EXERCISE DETAILS:
Check each line of the material below, and copy it if it holds the string "把精力集中到工作落实上".

RECORD SET:
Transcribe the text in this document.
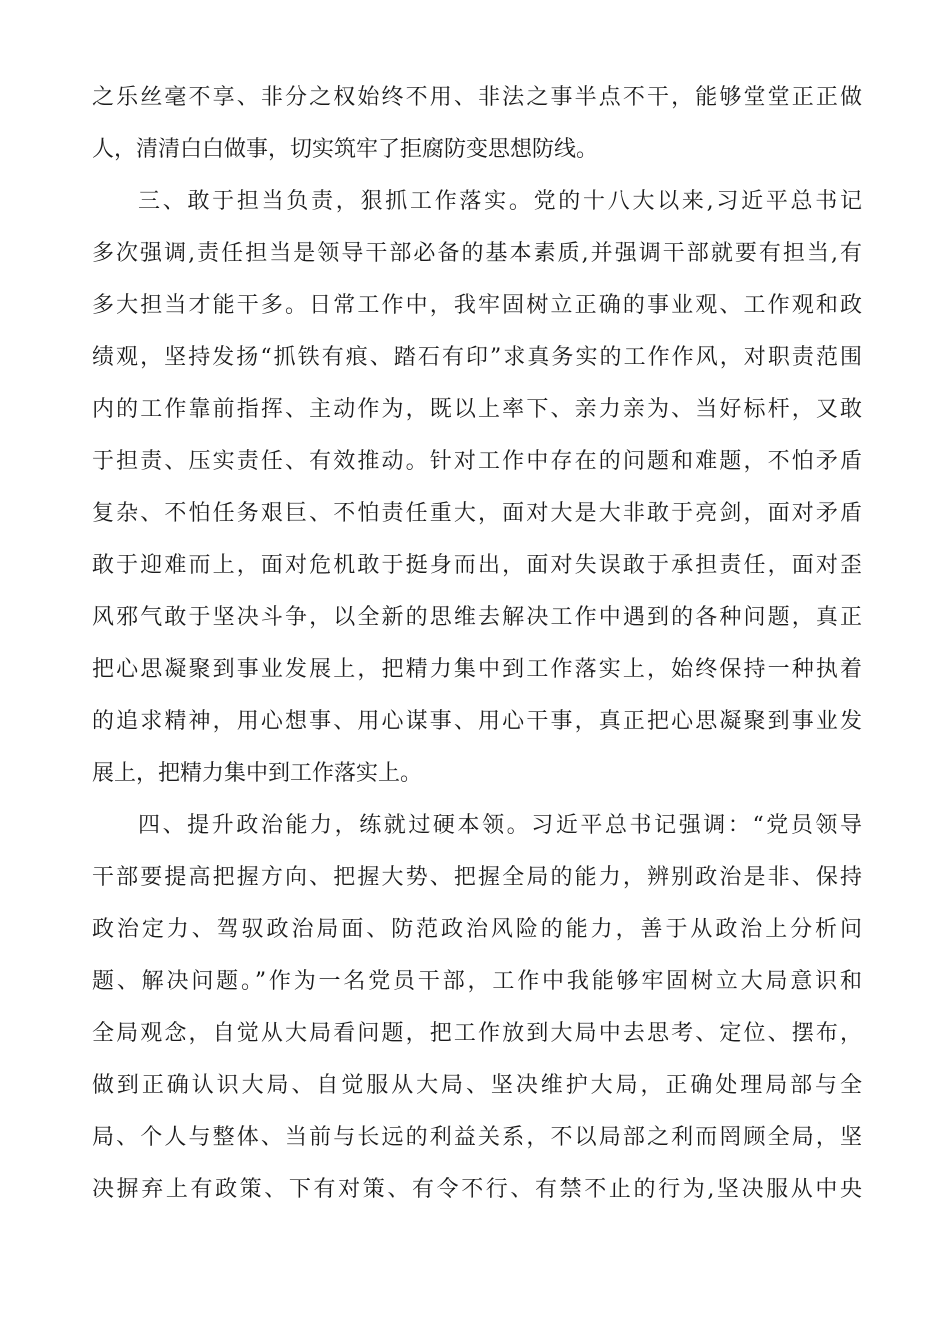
之乐丝毫不享、非分之权始终不用、非法之事半点不干，能够堂堂正正做
人，清清白白做事，切实筑牢了拒腐防变思想防线。
三、敢于担当负责，狠抓工作落实。党的十八大以来,习近平总书记
多次强调,责任担当是领导干部必备的基本素质,并强调干部就要有担当,有
多大担当才能干多。日常工作中，我牢固树立正确的事业观、工作观和政
绩观，坚持发扬“抓铁有痕、踏石有印”求真务实的工作作风，对职责范围
内的工作靠前指挥、主动作为，既以上率下、亲力亲为、当好标杆，又敢
于担责、压实责任、有效推动。针对工作中存在的问题和难题，不怕矛盾
复杂、不怕任务艰巨、不怕责任重大，面对大是大非敢于亮剑，面对矛盾
敢于迎难而上，面对危机敢于挺身而出，面对失误敢于承担责任，面对歪
风邪气敢于坚决斗争，以全新的思维去解决工作中遇到的各种问题，真正
把心思凝聚到事业发展上，把精力集中到工作落实上，始终保持一种执着
的追求精神，用心想事、用心谋事、用心干事，真正把心思凝聚到事业发
展上，把精力集中到工作落实上。
四、提升政治能力，练就过硬本领。习近平总书记强调：“党员领导
干部要提高把握方向、把握大势、把握全局的能力，辨别政治是非、保持
政治定力、驾驭政治局面、防范政治风险的能力，善于从政治上分析问
题、解决问题。”作为一名党员干部，工作中我能够牢固树立大局意识和
全局观念，自觉从大局看问题，把工作放到大局中去思考、定位、摆布，
做到正确认识大局、自觉服从大局、坚决维护大局，正确处理局部与全
局、个人与整体、当前与长远的利益关系，不以局部之利而罔顾全局，坚
决摒弃上有政策、下有对策、有令不行、有禁不止的行为,坚决服从中央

ANSWER TO THIS PROBLEM:
把心思凝聚到事业发展上，把精力集中到工作落实上，始终保持一种执着
展上，把精力集中到工作落实上。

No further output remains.